[Dataset entries]
▼▼▼
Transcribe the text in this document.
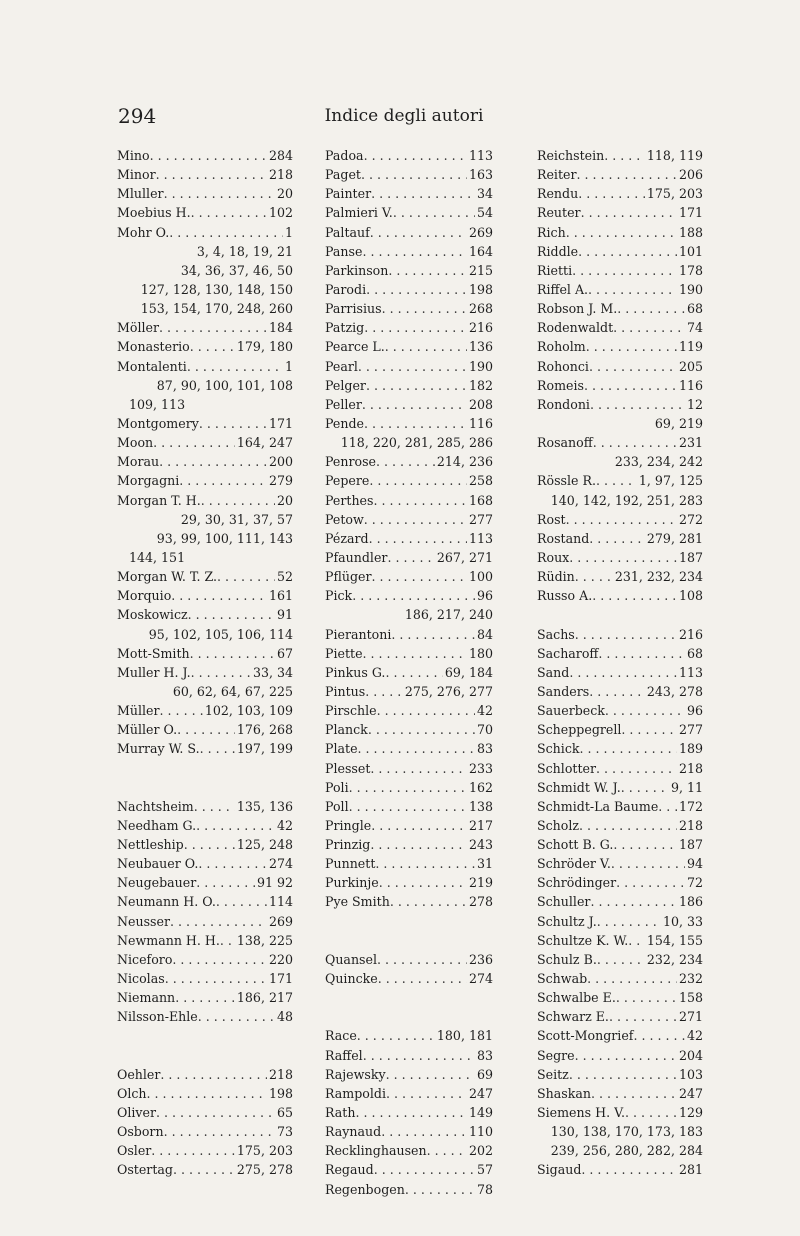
294	Indice degli autori
Mino . . .	284
Minor . . .	218
Mluller . . .	20
Moebius H. . . .	102
Mohr O. . . .	1
3, 4, 18, 19, 21
34, 36, 37, 46, 50
127, 128, 130, 148, 150
153, 154, 170, 248, 260
Möller . . .	184
Monasterio . . .	179, 180
Montalenti . . .	1
87, 90, 100, 101, 108
109, 113
Montgomery . . .	171
Moon . . .	164, 247
Morau . . .	200
Morgagni . . .	279
Morgan T. H. . . .	20
29, 30, 31, 37, 57
93, 99, 100, 111, 143
144, 151
Morgan W. T. Z. . . .	52
Morquio . . .	161
Moskowicz . . .	91
95, 102, 105, 106, 114
Mott-Smith . . .	67
Muller H. J. . . .	33, 34
60, 62, 64, 67, 225
Müller . . .	102, 103, 109
Müller O. . . .	176, 268
Murray W. S. . . .	197, 199
Nachtsheim . . .	135, 136
Needham G. . . .	42
Nettleship . . .	125, 248
Neubauer O. . . .	274
Neugebauer . . .	91 92
Neumann H. O. . . .	114
Neusser . . .	269
Newmann H. H. . . . 138, 225
Niceforo . . .	220
Nicolas . . .	171
Niemann . . .	186, 217
Nilsson-Ehle . . .	48
Oehler . . .	218
Olch . . .	198
Oliver . . .	65
Osborn . . .	73
Osler . . .	175, 203
Ostertag . . .	275, 278
Padoa . . .	113
Paget . . .	163
Painter . . .	34
Palmieri V. . . .	54
Paltauf . . .	269
Panse . . .	164
Parkinson . . .	215
Parodi . . .	198
Parrisius . . .	268
Patzig . . .	216
Pearce L. . . .	136
Pearl . . .	190
Pelger . . .	182
Peller . . .	208
Pende . . .	116
118, 220, 281, 285, 286
Penrose . . .	214, 236
Pepere . . .	258
Perthes . . .	168
Petow . . .	277
Pézard . . .	113
Pfaundler . . .	267, 271
Pflüger . . .	100
Pick . . .	96
186, 217, 240
Pierantoni . . .	84
Piette . . .	180
Pinkus G. . . .	69, 184
Pintus . . .	275, 276, 277
Pirschle . . .	42
Planck . . .	70
Plate . . .	83
Plesset . . .	233
Poli . . .	162
Poll . . .	138
Pringle . . .	217
Prinzig . . .	243
Punnett . . .	31
Purkinje . . .	219
Pye Smith . . .	278
Quansel . . .	236
Quincke . . .	274
Race . . .	180, 181
Raffel . . .	83
Rajewsky . . .	69
Rampoldi . . .	247
Rath . . .	149
Raynaud . . .	110
Recklinghausen . . .	202
Regaud . . .	57
Regenbogen . . .	78
Reichstein . . .	118, 119
Reiter . . .	206
Rendu . . .	175, 203
Reuter . . .	171
Rich . . .	188
Riddle . . .	101
Rietti . . .	178
Riffel A. . . .	190
Robson J. M. . . .	68
Rodenwaldt . . .	74
Roholm . . .	119
Rohonci . . .	205
Romeis . . .	116
Rondoni . . .	12
69, 219
Rosanoff . . .	231
233, 234, 242
Rössle R. . . .	1, 97, 125
140, 142, 192, 251, 283
Rost . . .	272
Rostand . . .	279, 281
Roux . . .	187
Rüdin . . .	231, 232, 234
Russo A. . . .	108
Sachs . . .	216
Sacharoff . . .	68
Sand . . .	113
Sanders . . .	243, 278
Sauerbeck . . .	96
Scheppegrell . . .	277
Schick . . .	189
Schlotter . . .	218
Schmidt W. J. . . .	9, 11
Schmidt-La Baume . . . 172
Scholz . . .	218
Schott B. G. . . .	187
Schröder V. . . .	94
Schrödinger . . .	72
Schuller . . .	186
Schultz J. . . .	10, 33
Schultze K. W. . . . 154, 155
Schulz B. . . .	232, 234
Schwab . . .	232
Schwalbe E. . . .	158
Schwarz E. . . .	271
Scott-Mongrief . . .	42
Segre . . .	204
Seitz . . .	103
Shaskan . . .	247
Siemens H. V. . . .	129
130, 138, 170, 173, 183
239, 256, 280, 282, 284
Sigaud . . .	281
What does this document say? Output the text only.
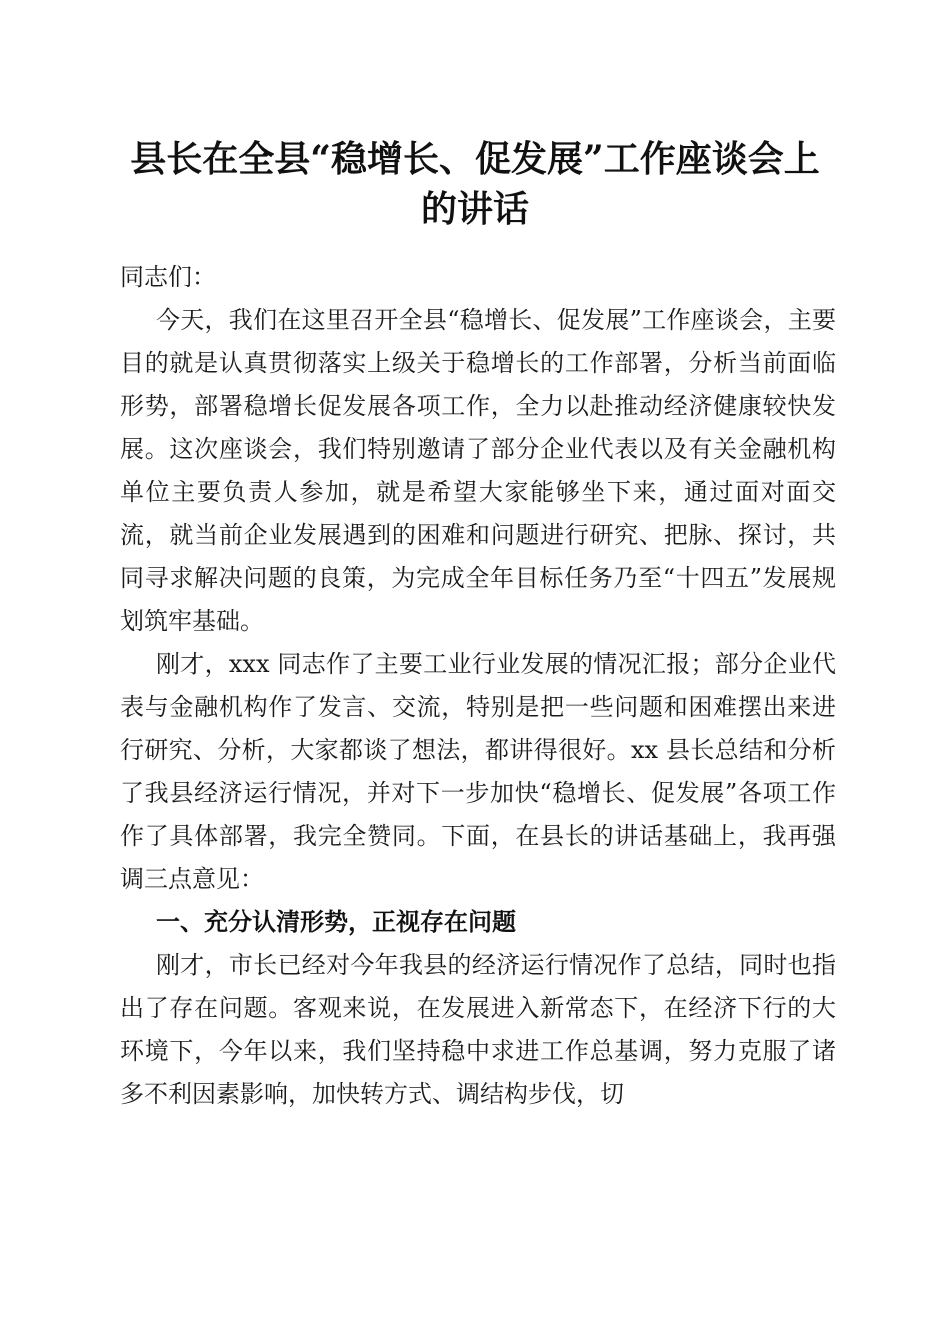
县长在全县“稳增长、促发展”工作座谈会上
的讲话

同志们：

今天，我们在这里召开全县“稳增长、促发展”工作座谈会，主要目的就是认真贯彻落实上级关于稳增长的工作部署，分析当前面临形势，部署稳增长促发展各项工作，全力以赴推动经济健康较快发展。这次座谈会，我们特别邀请了部分企业代表以及有关金融机构单位主要负责人参加，就是希望大家能够坐下来，通过面对面交流，就当前企业发展遇到的困难和问题进行研究、把脉、探讨，共同寻求解决问题的良策，为完成全年目标任务乃至“十四五”发展规划筑牢基础。

刚才，xxx 同志作了主要工业行业发展的情况汇报；部分企业代表与金融机构作了发言、交流，特别是把一些问题和困难摆出来进行研究、分析，大家都谈了想法，都讲得很好。xx 县长总结和分析了我县经济运行情况，并对下一步加快“稳增长、促发展”各项工作作了具体部署，我完全赞同。下面，在县长的讲话基础上，我再强调三点意见：

一、充分认清形势，正视存在问题

刚才，市长已经对今年我县的经济运行情况作了总结，同时也指出了存在问题。客观来说，在发展进入新常态下，在经济下行的大环境下，今年以来，我们坚持稳中求进工作总基调，努力克服了诸多不利因素影响，加快转方式、调结构步伐，切
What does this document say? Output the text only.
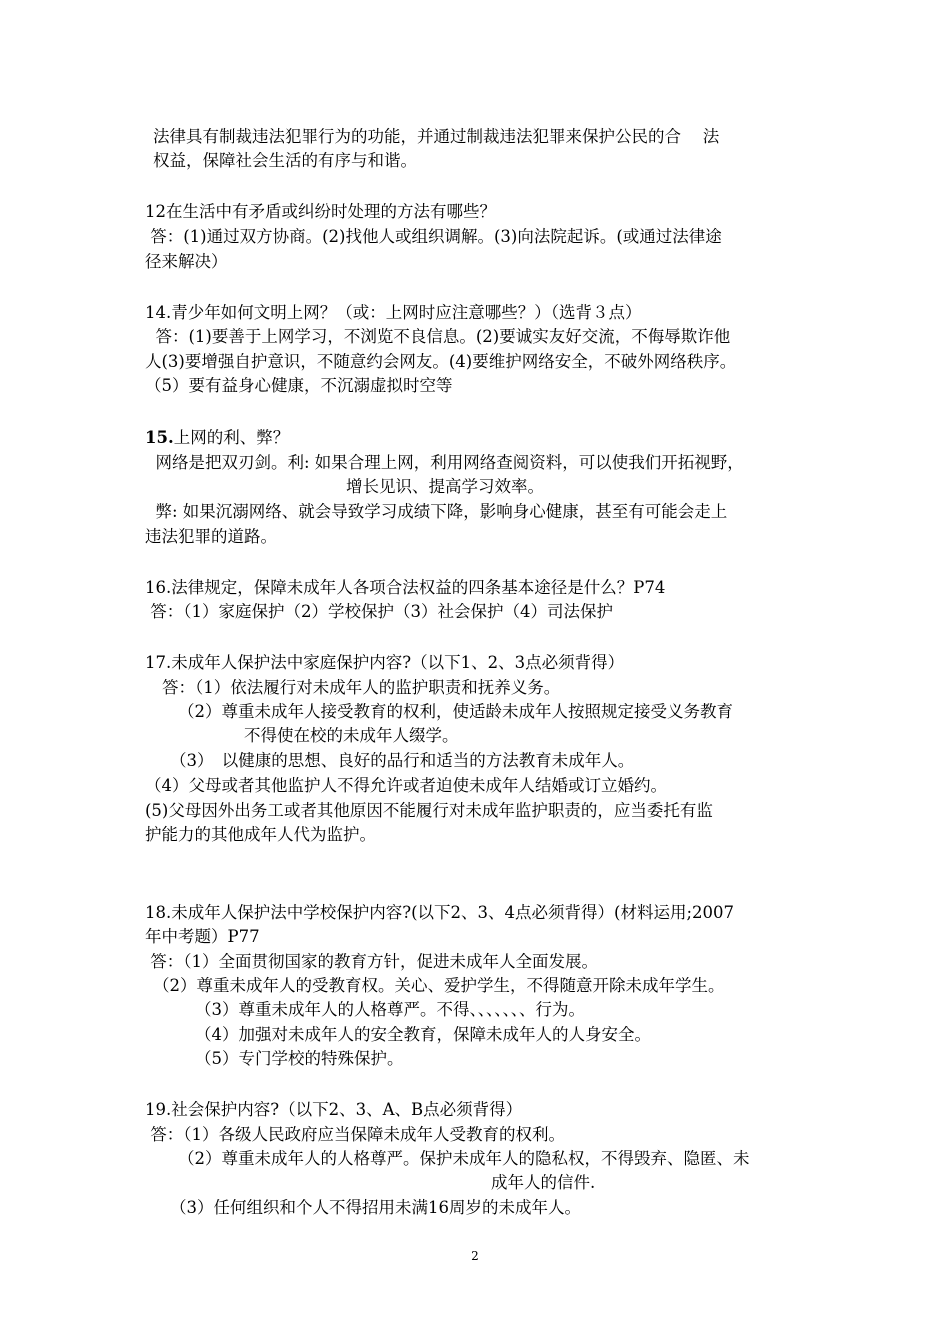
法律具有制裁违法犯罪行为的功能，并通过制裁违法犯罪来保护公民的合　 法
权益，保障社会生活的有序与和谐。
12在生活中有矛盾或纠纷时处理的方法有哪些？
答：(1)通过双方协商。(2)找他人或组织调解。(3)向法院起诉。(或通过法律途
径来解决）
14.青少年如何文明上网？（或：上网时应注意哪些？）（选背３点）
答：(1)要善于上网学习，不浏览不良信息。(2)要诚实友好交流，不侮辱欺诈他
人(3)要增强自护意识，不随意约会网友。(4)要维护网络安全，不破外网络秩序。
（5）要有益身心健康，不沉溺虚拟时空等
15.上网的利、弊？
网络是把双刃剑。利: 如果合理上网，利用网络查阅资料，可以使我们开拓视野，
增长见识、提高学习效率。
弊: 如果沉溺网络、就会导致学习成绩下降，影响身心健康，甚至有可能会走上
违法犯罪的道路。
16.法律规定，保障未成年人各项合法权益的四条基本途径是什么？P74
答：（1）家庭保护（2）学校保护（3）社会保护（4）司法保护
17.未成年人保护法中家庭保护内容?（以下1、2、3点必须背得）
答：（1）依法履行对未成年人的监护职责和抚养义务。
（2）尊重未成年人接受教育的权利，使适龄未成年人按照规定接受义务教育
不得使在校的未成年人缀学。
（3）　以健康的思想、良好的品行和适当的方法教育未成年人。
（4）父母或者其他监护人不得允许或者迫使未成年人结婚或订立婚约。
(5)父母因外出务工或者其他原因不能履行对未成年监护职责的，应当委托有监
护能力的其他成年人代为监护。
18.未成年人保护法中学校保护内容?(以下2、3、4点必须背得）(材料运用;2007
年中考题）P77
答：（1）全面贯彻国家的教育方针，促进未成年人全面发展。
（2）尊重未成年人的受教育权。关心、爱护学生，不得随意开除未成年学生。
（3）尊重未成年人的人格尊严。不得、、、、、、、行为。
（4）加强对未成年人的安全教育，保障未成年人的人身安全。
（5）专门学校的特殊保护。
19.社会保护内容?（以下2、3、A、B点必须背得）
答：（1）各级人民政府应当保障未成年人受教育的权利。
（2）尊重未成年人的人格尊严。保护未成年人的隐私权，不得毁弃、隐匿、未
成年人的信件.
（3）任何组织和个人不得招用未满16周岁的未成年人。
2
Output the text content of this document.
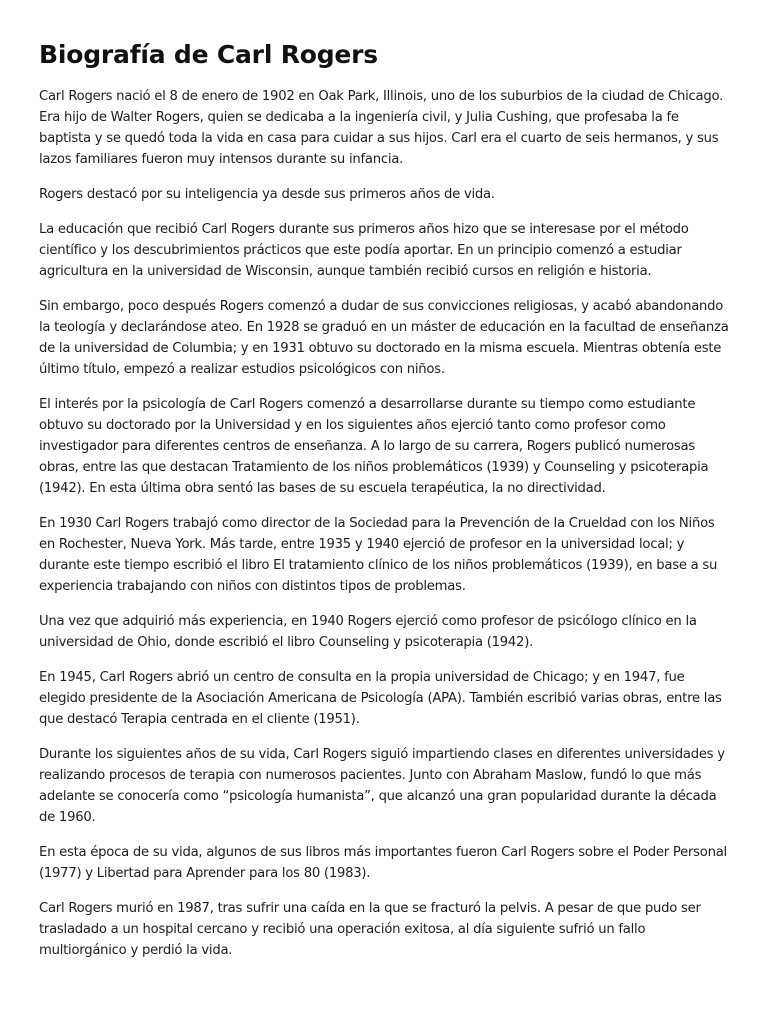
Biografía de Carl Rogers

Carl Rogers nació el 8 de enero de 1902 en Oak Park, Illinois, uno de los suburbios de la ciudad de Chicago. Era hijo de Walter Rogers, quien se dedicaba a la ingeniería civil, y Julia Cushing, que profesaba la fe baptista y se quedó toda la vida en casa para cuidar a sus hijos. Carl era el cuarto de seis hermanos, y sus lazos familiares fueron muy intensos durante su infancia.

Rogers destacó por su inteligencia ya desde sus primeros años de vida.

La educación que recibió Carl Rogers durante sus primeros años hizo que se interesase por el método científico y los descubrimientos prácticos que este podía aportar. En un principio comenzó a estudiar agricultura en la universidad de Wisconsin, aunque también recibió cursos en religión e historia.

Sin embargo, poco después Rogers comenzó a dudar de sus convicciones religiosas, y acabó abandonando la teología y declarándose ateo. En 1928 se graduó en un máster de educación en la facultad de enseñanza de la universidad de Columbia; y en 1931 obtuvo su doctorado en la misma escuela. Mientras obtenía este último título, empezó a realizar estudios psicológicos con niños.

El interés por la psicología de Carl Rogers comenzó a desarrollarse durante su tiempo como estudiante obtuvo su doctorado por la Universidad y en los siguientes años ejerció tanto como profesor como investigador para diferentes centros de enseñanza. A lo largo de su carrera, Rogers publicó numerosas obras, entre las que destacan Tratamiento de los niños problemáticos (1939) y Counseling y psicoterapia (1942). En esta última obra sentó las bases de su escuela terapéutica, la no directividad.

En 1930 Carl Rogers trabajó como director de la Sociedad para la Prevención de la Crueldad con los Niños en Rochester, Nueva York. Más tarde, entre 1935 y 1940 ejerció de profesor en la universidad local; y durante este tiempo escribió el libro El tratamiento clínico de los niños problemáticos (1939), en base a su experiencia trabajando con niños con distintos tipos de problemas.

Una vez que adquirió más experiencia, en 1940 Rogers ejerció como profesor de psicólogo clínico en la universidad de Ohio, donde escribió el libro Counseling y psicoterapia (1942).

En 1945, Carl Rogers abrió un centro de consulta en la propia universidad de Chicago; y en 1947, fue elegido presidente de la Asociación Americana de Psicología (APA). También escribió varias obras, entre las que destacó Terapia centrada en el cliente (1951).

Durante los siguientes años de su vida, Carl Rogers siguió impartiendo clases en diferentes universidades y realizando procesos de terapia con numerosos pacientes. Junto con Abraham Maslow, fundó lo que más adelante se conocería como “psicología humanista”, que alcanzó una gran popularidad durante la década de 1960.

En esta época de su vida, algunos de sus libros más importantes fueron Carl Rogers sobre el Poder Personal (1977) y Libertad para Aprender para los 80 (1983).

Carl Rogers murió en 1987, tras sufrir una caída en la que se fracturó la pelvis. A pesar de que pudo ser trasladado a un hospital cercano y recibió una operación exitosa, al día siguiente sufrió un fallo multiorgánico y perdió la vida.
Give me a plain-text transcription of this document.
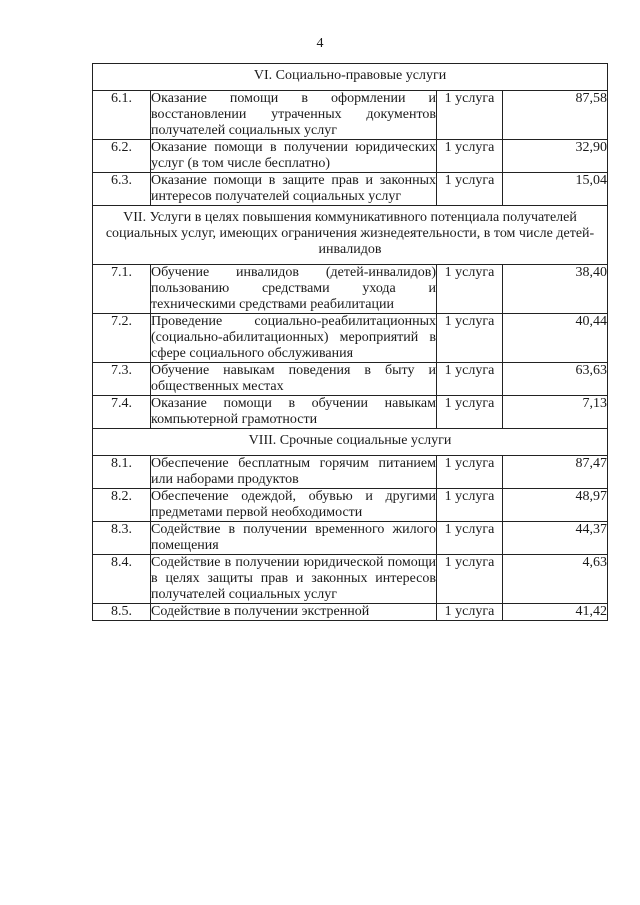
4
VI. Социально-правовые услуги			

6.1.	Оказание помощи в оформлении и восстановлении утраченных документов получателей социальных услуг	1 услуга	87,58
6.2.	Оказание помощи в получении юридических услуг (в том числе бесплатно)	1 услуга	32,90
6.3.	Оказание помощи в защите прав и законных интересов получателей социальных услуг	1 услуга	15,04

VII. Услуги в целях повышения коммуникативного потенциала получателей социальных услуг, имеющих ограничения жизнедеятельности, в том числе детей-инвалидов			

7.1.	Обучение инвалидов (детей-инвалидов) пользованию средствами ухода и техническими средствами реабилитации	1 услуга	38,40
7.2.	Проведение социально-реабилитационных (социально-абилитационных) мероприятий в сфере социального обслуживания	1 услуга	40,44
7.3.	Обучение навыкам поведения в быту и общественных местах	1 услуга	63,63
7.4.	Оказание помощи в обучении навыкам компьютерной грамотности	1 услуга	7,13

VIII. Срочные социальные услуги			

8.1.	Обеспечение бесплатным горячим питанием или наборами продуктов	1 услуга	87,47
8.2.	Обеспечение одеждой, обувью и другими предметами первой необходимости	1 услуга	48,97
8.3.	Содействие в получении временного жилого помещения	1 услуга	44,37
8.4.	Содействие в получении юридической помощи в целях защиты прав и законных интересов получателей социальных услуг	1 услуга	4,63
8.5.	Содействие в получении экстренной	1 услуга	41,42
▲▲▲
• What is required: Every line that holds the word "Chicago" should be extracted.

• Response below:
Carl Rogers nació el 8 de enero de 1902 en Oak Park, Illinois, uno de los suburbios de la ciudad de Chicago. Era hijo de Walter Rogers, quien se dedicaba a la ingeniería civil, y Julia Cushing, que profesaba la fe baptista y se quedó toda la vida en casa para cuidar a sus hijos. Carl era el cuarto de seis hermanos, y sus lazos familiares fueron muy intensos durante su infancia.
En 1945, Carl Rogers abrió un centro de consulta en la propia universidad de Chicago; y en 1947, fue elegido presidente de la Asociación Americana de Psicología (APA). También escribió varias obras, entre las que destacó Terapia centrada en el cliente (1951).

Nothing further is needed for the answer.